_Exercise_.
Pick out each line in these entries that contains the string "Driver".

------------------------------------

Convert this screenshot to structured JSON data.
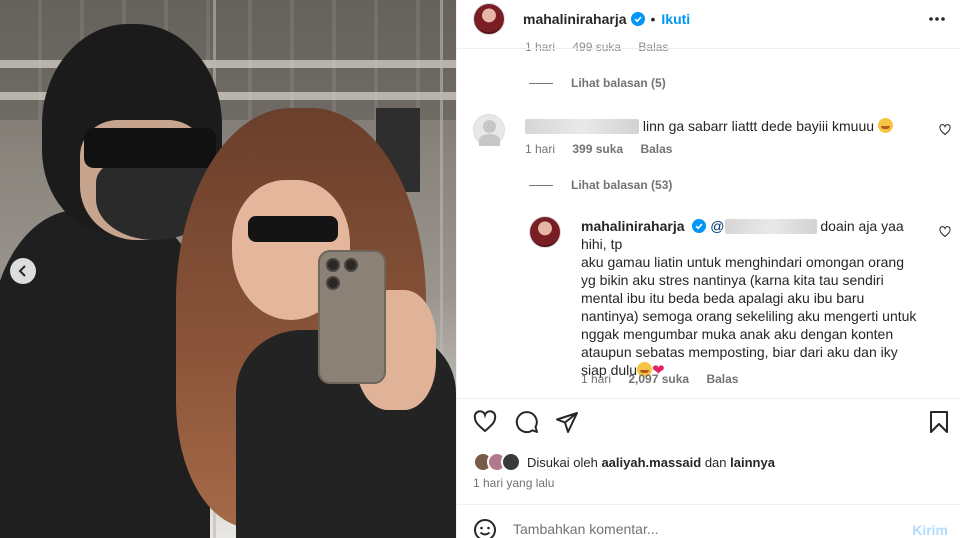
{
  "header": {
    "username": "mahalini raharja",
    "username_display": "mahaliniraharja",
    "separator": "•",
    "follow_label": "Ikuti"
  },
  "partial_comment": {
    "time": "1 hari",
    "likes": "499 suka",
    "reply": "Balas"
  },
  "replies": [
    {
      "label": "Lihat balasan (5)"
    },
    {
      "label": "Lihat balasan (53)"
    }
  ],
  "comment1": {
    "text": " linn ga sabarr liattt dede bayiii kmuuu",
    "time": "1 hari",
    "likes": "399 suka",
    "reply": "Balas"
  },
  "comment2": {
    "username": "mahaliniraharja",
    "mention_prefix": "@",
    "line1_tail": "doain aja yaa hihi, tp",
    "line2": "aku gamau liatin untuk menghindari omongan orang",
    "line3": "yg bikin aku stres nantinya (karna kita tau sendiri",
    "line4": "mental ibu itu beda beda apalagi aku ibu baru",
    "line5": "nantinya) semoga orang sekeliling aku mengerti untuk",
    "line6": "nggak mengumbar muka anak aku dengan konten",
    "line7": "ataupun sebatas memposting, biar dari aku dan iky",
    "line8": "siap dulu",
    "time": "1 hari",
    "likes": "2,097 suka",
    "reply": "Balas"
  },
  "likes": {
    "prefix": "Disukai oleh",
    "user": "aaliyah.massaid",
    "middle": "dan",
    "suffix": "lainnya"
  },
  "timestamp": "1 hari yang lalu",
  "composer": {
    "placeholder": "Tambahkan komentar...",
    "send_label": "Kirim"
  },
  "colors": {
    "accent": "#0095f6",
    "send_disabled": "#b3dbff",
    "muted": "#737373",
    "text": "#262626"
  },
  "icons": [
    "verified-icon",
    "more-icon",
    "heart-icon",
    "comment-icon",
    "share-icon",
    "bookmark-icon",
    "emoji-icon",
    "chevron-left-icon"
  ]
}
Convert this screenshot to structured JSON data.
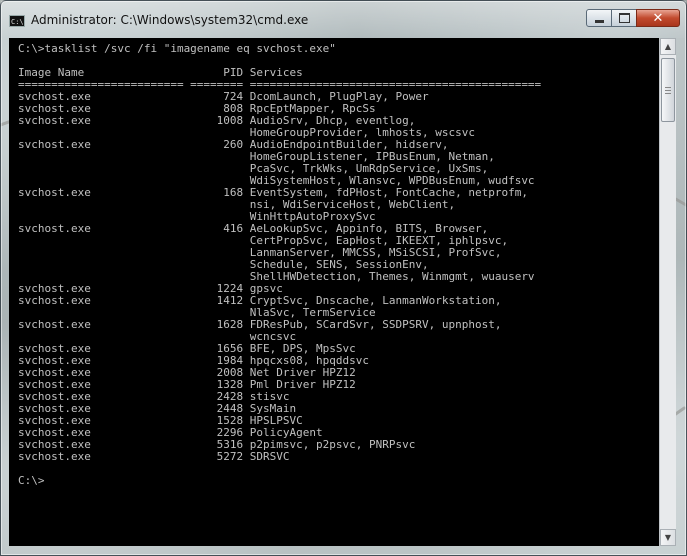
{
  "window": {
    "title": "Administrator: C:\\Windows\\system32\\cmd.exe",
    "icon": "cmd-console-icon",
    "icon_label": "C:\\"
  },
  "caption_buttons": {
    "minimize_icon": "minimize-icon",
    "maximize_icon": "maximize-icon",
    "close_icon": "close-icon",
    "close_glyph": "✕"
  },
  "console": {
    "lines": [
      "C:\\>tasklist /svc /fi \"imagename eq svchost.exe\"",
      "",
      "Image Name                     PID Services",
      "========================= ======== ============================================",
      "svchost.exe                    724 DcomLaunch, PlugPlay, Power",
      "svchost.exe                    808 RpcEptMapper, RpcSs",
      "svchost.exe                   1008 AudioSrv, Dhcp, eventlog,",
      "                                   HomeGroupProvider, lmhosts, wscsvc",
      "svchost.exe                    260 AudioEndpointBuilder, hidserv,",
      "                                   HomeGroupListener, IPBusEnum, Netman,",
      "                                   PcaSvc, TrkWks, UmRdpService, UxSms,",
      "                                   WdiSystemHost, Wlansvc, WPDBusEnum, wudfsvc",
      "svchost.exe                    168 EventSystem, fdPHost, FontCache, netprofm,",
      "                                   nsi, WdiServiceHost, WebClient,",
      "                                   WinHttpAutoProxySvc",
      "svchost.exe                    416 AeLookupSvc, Appinfo, BITS, Browser,",
      "                                   CertPropSvc, EapHost, IKEEXT, iphlpsvc,",
      "                                   LanmanServer, MMCSS, MSiSCSI, ProfSvc,",
      "                                   Schedule, SENS, SessionEnv,",
      "                                   ShellHWDetection, Themes, Winmgmt, wuauserv",
      "svchost.exe                   1224 gpsvc",
      "svchost.exe                   1412 CryptSvc, Dnscache, LanmanWorkstation,",
      "                                   NlaSvc, TermService",
      "svchost.exe                   1628 FDResPub, SCardSvr, SSDPSRV, upnphost,",
      "                                   wcncsvc",
      "svchost.exe                   1656 BFE, DPS, MpsSvc",
      "svchost.exe                   1984 hpqcxs08, hpqddsvc",
      "svchost.exe                   2008 Net Driver HPZ12",
      "svchost.exe                   1328 Pml Driver HPZ12",
      "svchost.exe                   2428 stisvc",
      "svchost.exe                   2448 SysMain",
      "svchost.exe                   1528 HPSLPSVC",
      "svchost.exe                   2296 PolicyAgent",
      "svchost.exe                   5316 p2pimsvc, p2psvc, PNRPsvc",
      "svchost.exe                   5272 SDRSVC",
      "",
      "C:\\>"
    ]
  },
  "scrollbar": {
    "up_arrow_icon": "scroll-up-arrow-icon",
    "down_arrow_icon": "scroll-down-arrow-icon",
    "up_glyph": "▲",
    "down_glyph": "▼"
  },
  "colors": {
    "console_background": "#000000",
    "console_text": "#c0c0c0",
    "close_button": "#c24a2e"
  }
}
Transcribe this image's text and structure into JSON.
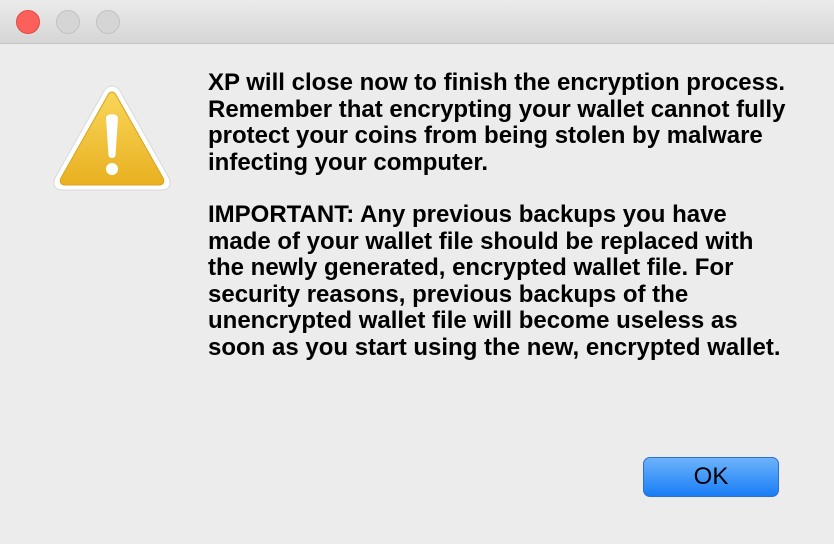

------------------------------------

_Final answer_.
      "svchost.exe                   2008 Net Driver HPZ12",
      "svchost.exe                   1328 Pml Driver HPZ12",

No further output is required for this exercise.